What is being asked » Pull out every line in the data that has the string "name" in it.

Task data »
-- -- --

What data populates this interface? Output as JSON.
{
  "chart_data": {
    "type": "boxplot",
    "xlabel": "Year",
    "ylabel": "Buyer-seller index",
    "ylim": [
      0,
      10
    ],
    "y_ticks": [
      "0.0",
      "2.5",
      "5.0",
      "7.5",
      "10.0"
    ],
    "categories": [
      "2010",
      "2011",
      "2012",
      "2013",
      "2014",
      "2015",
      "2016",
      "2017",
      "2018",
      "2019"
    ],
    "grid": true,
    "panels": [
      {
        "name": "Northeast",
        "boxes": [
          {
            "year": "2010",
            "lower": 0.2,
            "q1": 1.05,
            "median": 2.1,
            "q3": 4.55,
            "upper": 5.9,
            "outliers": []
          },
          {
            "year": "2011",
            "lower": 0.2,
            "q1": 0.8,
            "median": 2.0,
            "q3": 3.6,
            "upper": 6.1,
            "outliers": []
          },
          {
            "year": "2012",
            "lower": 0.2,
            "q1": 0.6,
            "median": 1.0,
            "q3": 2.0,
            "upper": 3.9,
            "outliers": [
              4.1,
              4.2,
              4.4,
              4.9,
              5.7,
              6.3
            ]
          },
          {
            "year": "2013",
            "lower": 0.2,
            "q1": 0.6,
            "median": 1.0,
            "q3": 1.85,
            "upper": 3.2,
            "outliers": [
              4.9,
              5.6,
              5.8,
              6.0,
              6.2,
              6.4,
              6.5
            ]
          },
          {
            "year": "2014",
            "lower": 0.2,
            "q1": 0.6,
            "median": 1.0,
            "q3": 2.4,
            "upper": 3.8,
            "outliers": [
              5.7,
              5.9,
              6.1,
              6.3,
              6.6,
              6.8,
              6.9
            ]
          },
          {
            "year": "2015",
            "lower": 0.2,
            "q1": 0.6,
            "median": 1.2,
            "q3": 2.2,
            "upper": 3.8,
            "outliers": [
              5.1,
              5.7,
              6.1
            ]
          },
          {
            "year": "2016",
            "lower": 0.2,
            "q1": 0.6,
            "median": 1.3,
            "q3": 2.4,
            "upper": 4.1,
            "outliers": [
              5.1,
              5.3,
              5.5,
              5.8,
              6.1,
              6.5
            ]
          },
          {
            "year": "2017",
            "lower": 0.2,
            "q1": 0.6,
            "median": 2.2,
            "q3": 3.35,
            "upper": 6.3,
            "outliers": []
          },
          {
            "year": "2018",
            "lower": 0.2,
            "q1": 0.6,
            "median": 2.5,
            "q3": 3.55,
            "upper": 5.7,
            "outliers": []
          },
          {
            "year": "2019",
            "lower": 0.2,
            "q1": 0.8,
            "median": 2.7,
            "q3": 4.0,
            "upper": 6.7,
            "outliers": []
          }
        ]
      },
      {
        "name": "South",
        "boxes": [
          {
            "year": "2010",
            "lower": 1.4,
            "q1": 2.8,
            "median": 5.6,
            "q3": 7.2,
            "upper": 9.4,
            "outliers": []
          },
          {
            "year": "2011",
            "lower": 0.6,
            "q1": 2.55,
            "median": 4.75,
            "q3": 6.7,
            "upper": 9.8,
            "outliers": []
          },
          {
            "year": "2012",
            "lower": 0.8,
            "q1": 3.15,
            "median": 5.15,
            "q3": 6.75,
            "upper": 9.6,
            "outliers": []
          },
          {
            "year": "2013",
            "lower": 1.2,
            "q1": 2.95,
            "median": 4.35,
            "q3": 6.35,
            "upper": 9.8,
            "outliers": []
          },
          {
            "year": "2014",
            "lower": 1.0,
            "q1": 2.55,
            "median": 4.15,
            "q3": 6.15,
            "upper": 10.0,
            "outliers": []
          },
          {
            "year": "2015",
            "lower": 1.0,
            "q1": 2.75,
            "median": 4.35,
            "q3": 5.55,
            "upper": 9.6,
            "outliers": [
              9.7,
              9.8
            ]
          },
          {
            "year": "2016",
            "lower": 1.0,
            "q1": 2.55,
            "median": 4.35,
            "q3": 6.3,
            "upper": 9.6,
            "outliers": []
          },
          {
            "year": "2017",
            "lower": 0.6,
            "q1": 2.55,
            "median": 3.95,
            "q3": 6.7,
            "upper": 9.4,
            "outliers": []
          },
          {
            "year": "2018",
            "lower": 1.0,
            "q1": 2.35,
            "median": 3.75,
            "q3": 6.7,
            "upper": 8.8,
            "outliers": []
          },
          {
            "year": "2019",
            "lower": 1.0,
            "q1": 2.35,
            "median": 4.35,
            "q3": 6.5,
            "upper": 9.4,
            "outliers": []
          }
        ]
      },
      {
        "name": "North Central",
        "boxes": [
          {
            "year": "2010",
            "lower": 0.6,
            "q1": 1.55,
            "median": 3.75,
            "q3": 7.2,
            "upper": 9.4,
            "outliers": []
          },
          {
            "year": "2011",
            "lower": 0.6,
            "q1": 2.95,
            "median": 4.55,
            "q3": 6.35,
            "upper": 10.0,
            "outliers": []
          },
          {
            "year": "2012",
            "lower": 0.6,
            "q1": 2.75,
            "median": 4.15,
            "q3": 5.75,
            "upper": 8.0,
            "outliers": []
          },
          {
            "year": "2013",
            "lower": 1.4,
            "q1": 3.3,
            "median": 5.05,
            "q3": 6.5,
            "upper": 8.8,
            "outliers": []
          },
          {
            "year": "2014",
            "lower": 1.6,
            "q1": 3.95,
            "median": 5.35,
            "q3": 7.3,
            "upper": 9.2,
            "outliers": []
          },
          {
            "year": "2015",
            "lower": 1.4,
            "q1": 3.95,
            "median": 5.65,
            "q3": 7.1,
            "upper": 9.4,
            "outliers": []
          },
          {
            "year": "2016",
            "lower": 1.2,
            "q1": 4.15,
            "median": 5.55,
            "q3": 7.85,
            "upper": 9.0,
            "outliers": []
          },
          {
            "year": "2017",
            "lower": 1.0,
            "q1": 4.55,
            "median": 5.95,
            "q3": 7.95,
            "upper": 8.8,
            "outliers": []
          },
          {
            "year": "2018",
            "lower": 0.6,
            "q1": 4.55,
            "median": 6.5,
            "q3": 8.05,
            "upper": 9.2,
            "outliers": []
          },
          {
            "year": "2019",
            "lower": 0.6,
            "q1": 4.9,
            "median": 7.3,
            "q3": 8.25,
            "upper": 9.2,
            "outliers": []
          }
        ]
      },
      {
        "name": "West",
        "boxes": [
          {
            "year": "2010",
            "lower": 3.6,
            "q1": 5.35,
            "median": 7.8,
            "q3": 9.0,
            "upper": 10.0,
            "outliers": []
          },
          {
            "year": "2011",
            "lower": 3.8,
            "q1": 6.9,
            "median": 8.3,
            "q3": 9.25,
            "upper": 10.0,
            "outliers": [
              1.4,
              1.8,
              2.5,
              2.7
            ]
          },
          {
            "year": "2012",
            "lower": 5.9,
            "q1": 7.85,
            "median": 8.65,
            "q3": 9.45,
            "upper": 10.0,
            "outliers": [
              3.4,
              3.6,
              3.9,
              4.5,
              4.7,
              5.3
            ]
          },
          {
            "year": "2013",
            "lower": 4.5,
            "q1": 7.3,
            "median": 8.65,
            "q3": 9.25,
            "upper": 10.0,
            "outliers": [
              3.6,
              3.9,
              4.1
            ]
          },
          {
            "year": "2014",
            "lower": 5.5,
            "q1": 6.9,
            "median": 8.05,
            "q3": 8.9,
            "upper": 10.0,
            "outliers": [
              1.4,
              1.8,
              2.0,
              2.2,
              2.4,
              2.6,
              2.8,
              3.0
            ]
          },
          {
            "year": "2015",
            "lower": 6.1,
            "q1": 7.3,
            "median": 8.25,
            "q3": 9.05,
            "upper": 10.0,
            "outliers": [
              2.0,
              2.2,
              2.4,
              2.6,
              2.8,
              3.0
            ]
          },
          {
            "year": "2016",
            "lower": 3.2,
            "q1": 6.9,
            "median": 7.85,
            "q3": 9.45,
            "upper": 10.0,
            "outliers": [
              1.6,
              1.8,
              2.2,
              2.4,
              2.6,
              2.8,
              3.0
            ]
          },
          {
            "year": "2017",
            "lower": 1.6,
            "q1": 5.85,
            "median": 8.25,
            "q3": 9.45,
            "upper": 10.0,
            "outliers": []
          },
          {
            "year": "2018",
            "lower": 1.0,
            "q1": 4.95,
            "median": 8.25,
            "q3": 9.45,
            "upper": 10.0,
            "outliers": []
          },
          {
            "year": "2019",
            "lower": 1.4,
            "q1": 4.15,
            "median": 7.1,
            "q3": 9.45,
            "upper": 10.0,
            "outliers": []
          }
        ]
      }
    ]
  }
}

-- -- --

Result of the task »
        "name": "Northeast",
        "name": "South",
        "name": "North Central",
        "name": "West",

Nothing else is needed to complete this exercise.